▶ PROVIDED RECORDS
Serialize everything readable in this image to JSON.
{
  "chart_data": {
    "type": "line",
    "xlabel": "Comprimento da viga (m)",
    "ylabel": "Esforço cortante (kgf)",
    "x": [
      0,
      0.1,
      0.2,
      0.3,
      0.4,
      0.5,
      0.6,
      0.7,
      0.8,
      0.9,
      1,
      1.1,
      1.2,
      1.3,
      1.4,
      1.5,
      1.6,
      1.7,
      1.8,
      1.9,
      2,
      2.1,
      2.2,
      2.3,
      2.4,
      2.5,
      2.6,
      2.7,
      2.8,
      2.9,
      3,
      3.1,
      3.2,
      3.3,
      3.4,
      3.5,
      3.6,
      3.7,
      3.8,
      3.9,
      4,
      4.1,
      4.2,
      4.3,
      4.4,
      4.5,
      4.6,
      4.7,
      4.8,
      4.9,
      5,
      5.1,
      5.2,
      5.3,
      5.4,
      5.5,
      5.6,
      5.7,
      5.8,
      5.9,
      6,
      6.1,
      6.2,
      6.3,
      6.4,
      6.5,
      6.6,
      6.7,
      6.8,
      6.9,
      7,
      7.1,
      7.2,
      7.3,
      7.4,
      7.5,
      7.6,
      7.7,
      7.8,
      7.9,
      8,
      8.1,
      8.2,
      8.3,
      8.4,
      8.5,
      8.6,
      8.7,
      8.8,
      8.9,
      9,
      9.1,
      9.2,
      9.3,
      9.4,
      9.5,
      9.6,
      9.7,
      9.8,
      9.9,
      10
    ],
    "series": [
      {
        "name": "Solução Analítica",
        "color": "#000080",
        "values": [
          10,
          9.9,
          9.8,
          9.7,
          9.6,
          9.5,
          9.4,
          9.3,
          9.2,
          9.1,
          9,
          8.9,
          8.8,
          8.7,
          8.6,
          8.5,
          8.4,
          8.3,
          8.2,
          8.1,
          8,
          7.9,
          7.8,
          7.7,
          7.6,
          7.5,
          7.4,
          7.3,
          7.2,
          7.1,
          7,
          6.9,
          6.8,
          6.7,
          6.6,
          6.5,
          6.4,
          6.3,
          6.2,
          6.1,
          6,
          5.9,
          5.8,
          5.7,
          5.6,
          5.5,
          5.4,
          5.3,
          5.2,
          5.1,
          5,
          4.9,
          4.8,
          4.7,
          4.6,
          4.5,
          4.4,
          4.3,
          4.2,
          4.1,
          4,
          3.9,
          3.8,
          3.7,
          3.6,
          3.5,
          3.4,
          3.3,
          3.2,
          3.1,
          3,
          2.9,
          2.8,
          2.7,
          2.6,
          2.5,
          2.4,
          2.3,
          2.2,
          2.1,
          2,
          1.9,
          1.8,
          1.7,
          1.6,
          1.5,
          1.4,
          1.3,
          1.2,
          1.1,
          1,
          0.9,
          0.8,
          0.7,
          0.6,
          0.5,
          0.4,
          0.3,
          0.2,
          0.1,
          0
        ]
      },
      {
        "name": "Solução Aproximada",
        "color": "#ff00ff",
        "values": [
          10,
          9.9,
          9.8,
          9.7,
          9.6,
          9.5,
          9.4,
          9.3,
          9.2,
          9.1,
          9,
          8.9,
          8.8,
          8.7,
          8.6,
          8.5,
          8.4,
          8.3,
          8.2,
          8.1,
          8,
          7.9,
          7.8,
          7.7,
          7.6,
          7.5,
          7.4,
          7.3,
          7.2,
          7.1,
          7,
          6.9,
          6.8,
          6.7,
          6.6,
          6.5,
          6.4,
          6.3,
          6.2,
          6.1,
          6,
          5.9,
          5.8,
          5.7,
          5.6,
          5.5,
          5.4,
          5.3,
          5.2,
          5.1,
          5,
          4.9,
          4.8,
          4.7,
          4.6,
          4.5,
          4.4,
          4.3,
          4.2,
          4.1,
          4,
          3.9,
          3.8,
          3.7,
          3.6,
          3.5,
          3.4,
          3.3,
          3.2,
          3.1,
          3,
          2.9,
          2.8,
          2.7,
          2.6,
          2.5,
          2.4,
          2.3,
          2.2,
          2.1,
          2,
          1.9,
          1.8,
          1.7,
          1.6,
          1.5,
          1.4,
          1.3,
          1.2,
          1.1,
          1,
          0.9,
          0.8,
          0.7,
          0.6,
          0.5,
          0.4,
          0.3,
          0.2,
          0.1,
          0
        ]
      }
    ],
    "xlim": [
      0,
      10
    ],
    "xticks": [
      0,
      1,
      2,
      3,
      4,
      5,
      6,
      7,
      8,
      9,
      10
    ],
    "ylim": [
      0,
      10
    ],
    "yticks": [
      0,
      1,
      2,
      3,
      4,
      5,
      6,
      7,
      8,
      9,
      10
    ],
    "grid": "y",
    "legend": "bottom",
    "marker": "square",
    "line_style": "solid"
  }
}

▶ PROBLEM
Write out the entire listing exactly.

▶ COMPLETED TASK
Serialize everything readable in this image to JSON.
{
  "chart_data": {
    "type": "line",
    "xlabel": "Comprimento da viga (m)",
    "ylabel": "Esforço cortante (kgf)",
    "x": [
      0,
      0.1,
      0.2,
      0.3,
      0.4,
      0.5,
      0.6,
      0.7,
      0.8,
      0.9,
      1,
      1.1,
      1.2,
      1.3,
      1.4,
      1.5,
      1.6,
      1.7,
      1.8,
      1.9,
      2,
      2.1,
      2.2,
      2.3,
      2.4,
      2.5,
      2.6,
      2.7,
      2.8,
      2.9,
      3,
      3.1,
      3.2,
      3.3,
      3.4,
      3.5,
      3.6,
      3.7,
      3.8,
      3.9,
      4,
      4.1,
      4.2,
      4.3,
      4.4,
      4.5,
      4.6,
      4.7,
      4.8,
      4.9,
      5,
      5.1,
      5.2,
      5.3,
      5.4,
      5.5,
      5.6,
      5.7,
      5.8,
      5.9,
      6,
      6.1,
      6.2,
      6.3,
      6.4,
      6.5,
      6.6,
      6.7,
      6.8,
      6.9,
      7,
      7.1,
      7.2,
      7.3,
      7.4,
      7.5,
      7.6,
      7.7,
      7.8,
      7.9,
      8,
      8.1,
      8.2,
      8.3,
      8.4,
      8.5,
      8.6,
      8.7,
      8.8,
      8.9,
      9,
      9.1,
      9.2,
      9.3,
      9.4,
      9.5,
      9.6,
      9.7,
      9.8,
      9.9,
      10
    ],
    "series": [
      {
        "name": "Solução Analítica",
        "color": "#000080",
        "values": [
          10,
          9.9,
          9.8,
          9.7,
          9.6,
          9.5,
          9.4,
          9.3,
          9.2,
          9.1,
          9,
          8.9,
          8.8,
          8.7,
          8.6,
          8.5,
          8.4,
          8.3,
          8.2,
          8.1,
          8,
          7.9,
          7.8,
          7.7,
          7.6,
          7.5,
          7.4,
          7.3,
          7.2,
          7.1,
          7,
          6.9,
          6.8,
          6.7,
          6.6,
          6.5,
          6.4,
          6.3,
          6.2,
          6.1,
          6,
          5.9,
          5.8,
          5.7,
          5.6,
          5.5,
          5.4,
          5.3,
          5.2,
          5.1,
          5,
          4.9,
          4.8,
          4.7,
          4.6,
          4.5,
          4.4,
          4.3,
          4.2,
          4.1,
          4,
          3.9,
          3.8,
          3.7,
          3.6,
          3.5,
          3.4,
          3.3,
          3.2,
          3.1,
          3,
          2.9,
          2.8,
          2.7,
          2.6,
          2.5,
          2.4,
          2.3,
          2.2,
          2.1,
          2,
          1.9,
          1.8,
          1.7,
          1.6,
          1.5,
          1.4,
          1.3,
          1.2,
          1.1,
          1,
          0.9,
          0.8,
          0.7,
          0.6,
          0.5,
          0.4,
          0.3,
          0.2,
          0.1,
          0
        ]
      },
      {
        "name": "Solução Aproximada",
        "color": "#ff00ff",
        "values": [
          10,
          9.9,
          9.8,
          9.7,
          9.6,
          9.5,
          9.4,
          9.3,
          9.2,
          9.1,
          9,
          8.9,
          8.8,
          8.7,
          8.6,
          8.5,
          8.4,
          8.3,
          8.2,
          8.1,
          8,
          7.9,
          7.8,
          7.7,
          7.6,
          7.5,
          7.4,
          7.3,
          7.2,
          7.1,
          7,
          6.9,
          6.8,
          6.7,
          6.6,
          6.5,
          6.4,
          6.3,
          6.2,
          6.1,
          6,
          5.9,
          5.8,
          5.7,
          5.6,
          5.5,
          5.4,
          5.3,
          5.2,
          5.1,
          5,
          4.9,
          4.8,
          4.7,
          4.6,
          4.5,
          4.4,
          4.3,
          4.2,
          4.1,
          4,
          3.9,
          3.8,
          3.7,
          3.6,
          3.5,
          3.4,
          3.3,
          3.2,
          3.1,
          3,
          2.9,
          2.8,
          2.7,
          2.6,
          2.5,
          2.4,
          2.3,
          2.2,
          2.1,
          2,
          1.9,
          1.8,
          1.7,
          1.6,
          1.5,
          1.4,
          1.3,
          1.2,
          1.1,
          1,
          0.9,
          0.8,
          0.7,
          0.6,
          0.5,
          0.4,
          0.3,
          0.2,
          0.1,
          0
        ]
      }
    ],
    "xlim": [
      0,
      10
    ],
    "xticks": [
      0,
      1,
      2,
      3,
      4,
      5,
      6,
      7,
      8,
      9,
      10
    ],
    "ylim": [
      0,
      10
    ],
    "yticks": [
      0,
      1,
      2,
      3,
      4,
      5,
      6,
      7,
      8,
      9,
      10
    ],
    "grid": "y",
    "legend": "bottom",
    "marker": "square",
    "line_style": "solid"
  }
}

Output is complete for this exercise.